A block of data
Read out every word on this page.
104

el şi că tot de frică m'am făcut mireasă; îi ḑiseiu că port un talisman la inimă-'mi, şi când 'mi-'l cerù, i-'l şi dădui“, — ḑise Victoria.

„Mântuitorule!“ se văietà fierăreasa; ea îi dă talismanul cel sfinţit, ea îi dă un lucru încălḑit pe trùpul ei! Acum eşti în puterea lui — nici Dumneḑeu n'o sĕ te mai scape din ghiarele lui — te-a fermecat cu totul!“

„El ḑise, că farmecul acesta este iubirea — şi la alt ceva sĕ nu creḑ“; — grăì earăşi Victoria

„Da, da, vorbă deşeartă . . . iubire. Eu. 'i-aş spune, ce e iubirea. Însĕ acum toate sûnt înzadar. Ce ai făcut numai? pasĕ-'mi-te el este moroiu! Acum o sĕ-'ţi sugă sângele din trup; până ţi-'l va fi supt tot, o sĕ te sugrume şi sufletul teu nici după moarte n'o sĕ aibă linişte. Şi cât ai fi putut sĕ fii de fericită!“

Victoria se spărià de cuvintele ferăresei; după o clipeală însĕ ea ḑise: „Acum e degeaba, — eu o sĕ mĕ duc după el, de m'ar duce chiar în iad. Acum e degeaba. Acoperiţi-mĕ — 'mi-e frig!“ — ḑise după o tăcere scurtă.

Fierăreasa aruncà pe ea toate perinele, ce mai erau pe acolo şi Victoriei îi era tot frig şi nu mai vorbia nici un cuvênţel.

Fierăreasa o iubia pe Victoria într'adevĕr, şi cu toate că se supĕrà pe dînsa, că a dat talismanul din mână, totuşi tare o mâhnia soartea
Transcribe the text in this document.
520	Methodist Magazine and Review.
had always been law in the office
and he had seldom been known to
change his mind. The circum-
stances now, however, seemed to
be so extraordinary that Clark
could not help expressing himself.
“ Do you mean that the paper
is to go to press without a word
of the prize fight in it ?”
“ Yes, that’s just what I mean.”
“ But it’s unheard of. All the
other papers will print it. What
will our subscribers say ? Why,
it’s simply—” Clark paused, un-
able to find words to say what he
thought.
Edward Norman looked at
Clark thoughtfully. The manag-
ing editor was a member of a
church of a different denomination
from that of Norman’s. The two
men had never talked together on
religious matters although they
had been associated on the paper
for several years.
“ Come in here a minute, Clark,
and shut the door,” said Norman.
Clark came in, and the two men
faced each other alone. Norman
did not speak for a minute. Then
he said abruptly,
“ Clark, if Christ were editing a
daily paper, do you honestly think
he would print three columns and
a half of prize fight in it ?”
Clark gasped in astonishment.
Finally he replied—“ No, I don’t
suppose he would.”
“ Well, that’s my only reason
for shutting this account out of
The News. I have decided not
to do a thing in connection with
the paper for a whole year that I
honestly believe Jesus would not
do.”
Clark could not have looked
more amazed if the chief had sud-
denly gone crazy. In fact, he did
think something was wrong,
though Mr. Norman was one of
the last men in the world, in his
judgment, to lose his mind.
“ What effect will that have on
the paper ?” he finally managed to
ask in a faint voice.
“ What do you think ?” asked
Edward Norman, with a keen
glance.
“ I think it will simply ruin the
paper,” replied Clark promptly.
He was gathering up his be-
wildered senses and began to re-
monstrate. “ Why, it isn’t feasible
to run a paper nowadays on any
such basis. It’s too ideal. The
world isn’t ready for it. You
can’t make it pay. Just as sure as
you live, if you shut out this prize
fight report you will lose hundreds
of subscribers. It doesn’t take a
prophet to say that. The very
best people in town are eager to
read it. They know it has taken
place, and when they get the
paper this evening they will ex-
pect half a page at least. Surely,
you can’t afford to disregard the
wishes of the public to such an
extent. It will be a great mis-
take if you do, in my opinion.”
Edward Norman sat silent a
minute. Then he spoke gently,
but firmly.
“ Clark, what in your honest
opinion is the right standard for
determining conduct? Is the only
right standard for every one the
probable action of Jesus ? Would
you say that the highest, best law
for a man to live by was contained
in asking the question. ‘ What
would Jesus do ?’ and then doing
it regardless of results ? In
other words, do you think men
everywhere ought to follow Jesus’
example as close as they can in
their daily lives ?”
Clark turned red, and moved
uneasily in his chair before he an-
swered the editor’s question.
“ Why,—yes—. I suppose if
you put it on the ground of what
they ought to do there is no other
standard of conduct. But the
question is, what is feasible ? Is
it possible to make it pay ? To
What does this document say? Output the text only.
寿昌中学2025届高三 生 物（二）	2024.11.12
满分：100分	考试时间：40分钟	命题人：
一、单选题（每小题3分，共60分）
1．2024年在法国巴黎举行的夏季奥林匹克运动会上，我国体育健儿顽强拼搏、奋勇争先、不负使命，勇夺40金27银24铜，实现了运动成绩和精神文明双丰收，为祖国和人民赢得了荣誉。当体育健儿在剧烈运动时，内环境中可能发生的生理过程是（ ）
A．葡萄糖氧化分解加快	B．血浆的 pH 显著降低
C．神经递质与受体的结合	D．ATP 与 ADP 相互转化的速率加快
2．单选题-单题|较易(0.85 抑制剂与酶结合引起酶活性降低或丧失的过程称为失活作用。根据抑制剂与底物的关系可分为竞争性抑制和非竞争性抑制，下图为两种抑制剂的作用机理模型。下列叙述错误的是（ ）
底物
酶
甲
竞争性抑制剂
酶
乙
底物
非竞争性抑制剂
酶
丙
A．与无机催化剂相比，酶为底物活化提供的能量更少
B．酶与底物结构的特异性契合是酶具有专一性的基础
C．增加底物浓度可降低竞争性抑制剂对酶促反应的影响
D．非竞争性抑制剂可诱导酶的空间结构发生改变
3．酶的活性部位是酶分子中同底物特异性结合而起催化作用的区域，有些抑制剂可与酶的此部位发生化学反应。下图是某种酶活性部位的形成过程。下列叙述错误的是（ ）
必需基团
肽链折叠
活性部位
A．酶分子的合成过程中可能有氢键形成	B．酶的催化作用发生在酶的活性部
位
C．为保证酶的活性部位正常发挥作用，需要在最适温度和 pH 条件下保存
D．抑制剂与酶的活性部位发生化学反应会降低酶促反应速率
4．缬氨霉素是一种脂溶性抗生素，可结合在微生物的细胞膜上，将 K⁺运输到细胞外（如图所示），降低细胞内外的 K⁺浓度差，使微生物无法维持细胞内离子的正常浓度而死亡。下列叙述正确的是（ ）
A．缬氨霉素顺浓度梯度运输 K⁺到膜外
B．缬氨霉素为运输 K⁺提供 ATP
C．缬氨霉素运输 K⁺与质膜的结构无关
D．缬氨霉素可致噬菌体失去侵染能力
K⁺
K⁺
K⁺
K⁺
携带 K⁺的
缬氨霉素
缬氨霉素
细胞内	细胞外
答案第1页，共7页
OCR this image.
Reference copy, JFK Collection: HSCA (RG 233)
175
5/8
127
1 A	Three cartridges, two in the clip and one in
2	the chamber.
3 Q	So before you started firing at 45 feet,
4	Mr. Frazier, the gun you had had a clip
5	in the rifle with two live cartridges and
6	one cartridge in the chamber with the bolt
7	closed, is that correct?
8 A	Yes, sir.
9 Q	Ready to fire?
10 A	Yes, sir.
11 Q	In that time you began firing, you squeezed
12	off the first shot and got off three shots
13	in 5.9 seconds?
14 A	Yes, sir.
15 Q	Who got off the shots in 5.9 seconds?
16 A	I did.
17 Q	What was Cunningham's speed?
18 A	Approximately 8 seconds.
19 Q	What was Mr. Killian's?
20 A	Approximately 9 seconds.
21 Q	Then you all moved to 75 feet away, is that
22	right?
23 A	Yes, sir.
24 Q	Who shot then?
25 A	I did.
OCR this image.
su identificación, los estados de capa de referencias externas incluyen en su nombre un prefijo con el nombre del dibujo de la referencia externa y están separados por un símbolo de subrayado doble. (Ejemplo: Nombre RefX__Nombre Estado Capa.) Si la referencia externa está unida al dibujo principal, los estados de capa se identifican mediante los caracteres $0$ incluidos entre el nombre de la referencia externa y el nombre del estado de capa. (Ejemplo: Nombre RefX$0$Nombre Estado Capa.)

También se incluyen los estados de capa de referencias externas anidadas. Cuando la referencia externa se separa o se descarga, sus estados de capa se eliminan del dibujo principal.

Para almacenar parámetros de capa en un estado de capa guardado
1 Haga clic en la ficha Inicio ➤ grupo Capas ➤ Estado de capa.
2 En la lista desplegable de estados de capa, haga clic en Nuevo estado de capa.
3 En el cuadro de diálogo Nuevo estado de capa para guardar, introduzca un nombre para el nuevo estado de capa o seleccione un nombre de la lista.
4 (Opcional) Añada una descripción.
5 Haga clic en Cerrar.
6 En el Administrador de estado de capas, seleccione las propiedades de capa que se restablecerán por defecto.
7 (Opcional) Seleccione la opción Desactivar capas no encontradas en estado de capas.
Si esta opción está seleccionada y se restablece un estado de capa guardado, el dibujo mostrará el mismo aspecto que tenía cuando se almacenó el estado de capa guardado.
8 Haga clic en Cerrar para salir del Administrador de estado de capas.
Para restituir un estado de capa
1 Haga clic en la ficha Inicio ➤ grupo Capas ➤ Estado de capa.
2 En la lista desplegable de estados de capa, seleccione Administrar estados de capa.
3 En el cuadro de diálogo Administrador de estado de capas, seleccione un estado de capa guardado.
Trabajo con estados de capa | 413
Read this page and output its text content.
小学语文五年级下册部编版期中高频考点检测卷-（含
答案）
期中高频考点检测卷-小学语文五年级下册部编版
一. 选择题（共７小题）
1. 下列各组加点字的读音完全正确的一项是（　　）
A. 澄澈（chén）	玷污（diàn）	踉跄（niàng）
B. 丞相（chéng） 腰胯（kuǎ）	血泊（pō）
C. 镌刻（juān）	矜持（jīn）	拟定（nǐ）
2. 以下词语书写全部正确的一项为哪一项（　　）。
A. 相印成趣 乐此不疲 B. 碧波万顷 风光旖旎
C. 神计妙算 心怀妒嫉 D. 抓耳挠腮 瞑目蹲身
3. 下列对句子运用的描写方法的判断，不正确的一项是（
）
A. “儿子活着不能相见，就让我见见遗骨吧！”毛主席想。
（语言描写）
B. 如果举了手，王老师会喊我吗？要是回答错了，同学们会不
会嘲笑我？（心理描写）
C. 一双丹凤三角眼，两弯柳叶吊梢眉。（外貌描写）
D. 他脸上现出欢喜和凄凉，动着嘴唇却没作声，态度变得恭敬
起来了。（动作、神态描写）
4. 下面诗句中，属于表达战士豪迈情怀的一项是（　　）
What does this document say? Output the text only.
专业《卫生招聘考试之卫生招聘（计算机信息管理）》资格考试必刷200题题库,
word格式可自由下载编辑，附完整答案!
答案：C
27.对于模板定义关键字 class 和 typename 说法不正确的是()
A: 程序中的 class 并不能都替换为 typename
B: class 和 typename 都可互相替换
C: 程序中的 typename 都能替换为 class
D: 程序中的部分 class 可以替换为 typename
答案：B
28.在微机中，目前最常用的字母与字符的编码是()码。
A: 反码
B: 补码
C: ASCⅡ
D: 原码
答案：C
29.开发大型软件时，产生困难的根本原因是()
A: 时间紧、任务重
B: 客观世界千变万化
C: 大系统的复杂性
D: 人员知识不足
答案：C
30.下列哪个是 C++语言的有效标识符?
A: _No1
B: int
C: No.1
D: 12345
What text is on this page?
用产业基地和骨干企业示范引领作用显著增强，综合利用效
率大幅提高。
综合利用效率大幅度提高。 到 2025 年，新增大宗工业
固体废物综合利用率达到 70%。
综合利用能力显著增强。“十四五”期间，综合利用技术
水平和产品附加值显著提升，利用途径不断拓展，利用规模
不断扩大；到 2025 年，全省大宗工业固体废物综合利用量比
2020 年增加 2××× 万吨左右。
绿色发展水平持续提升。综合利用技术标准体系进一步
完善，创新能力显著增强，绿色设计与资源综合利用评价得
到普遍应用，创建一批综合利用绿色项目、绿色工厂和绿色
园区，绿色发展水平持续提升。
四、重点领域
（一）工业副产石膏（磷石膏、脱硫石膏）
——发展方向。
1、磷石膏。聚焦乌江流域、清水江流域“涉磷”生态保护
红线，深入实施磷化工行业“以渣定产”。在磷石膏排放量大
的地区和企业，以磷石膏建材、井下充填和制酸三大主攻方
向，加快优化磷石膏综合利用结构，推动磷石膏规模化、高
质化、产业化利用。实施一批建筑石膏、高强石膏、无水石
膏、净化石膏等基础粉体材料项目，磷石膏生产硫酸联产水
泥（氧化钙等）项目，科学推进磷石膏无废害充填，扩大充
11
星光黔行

Prompt
Starting at the line that contains "What text is on this page?", print every line through the end of the listing, word for word. Leave out all the rest.

Solution to this exercise
What text is on this page?
用产业基地和骨干企业示范引领作用显著增强，综合利用效
率大幅提高。
综合利用效率大幅度提高。 到 2025 年，新增大宗工业
固体废物综合利用率达到 70%。
综合利用能力显著增强。“十四五”期间，综合利用技术
水平和产品附加值显著提升，利用途径不断拓展，利用规模
不断扩大；到 2025 年，全省大宗工业固体废物综合利用量比
2020 年增加 2××× 万吨左右。
绿色发展水平持续提升。综合利用技术标准体系进一步
完善，创新能力显著增强，绿色设计与资源综合利用评价得
到普遍应用，创建一批综合利用绿色项目、绿色工厂和绿色
园区，绿色发展水平持续提升。
四、重点领域
（一）工业副产石膏（磷石膏、脱硫石膏）
——发展方向。
1、磷石膏。聚焦乌江流域、清水江流域“涉磷”生态保护
红线，深入实施磷化工行业“以渣定产”。在磷石膏排放量大
的地区和企业，以磷石膏建材、井下充填和制酸三大主攻方
向，加快优化磷石膏综合利用结构，推动磷石膏规模化、高
质化、产业化利用。实施一批建筑石膏、高强石膏、无水石
膏、净化石膏等基础粉体材料项目，磷石膏生产硫酸联产水
泥（氧化钙等）项目，科学推进磷石膏无废害充填，扩大充
11
星光黔行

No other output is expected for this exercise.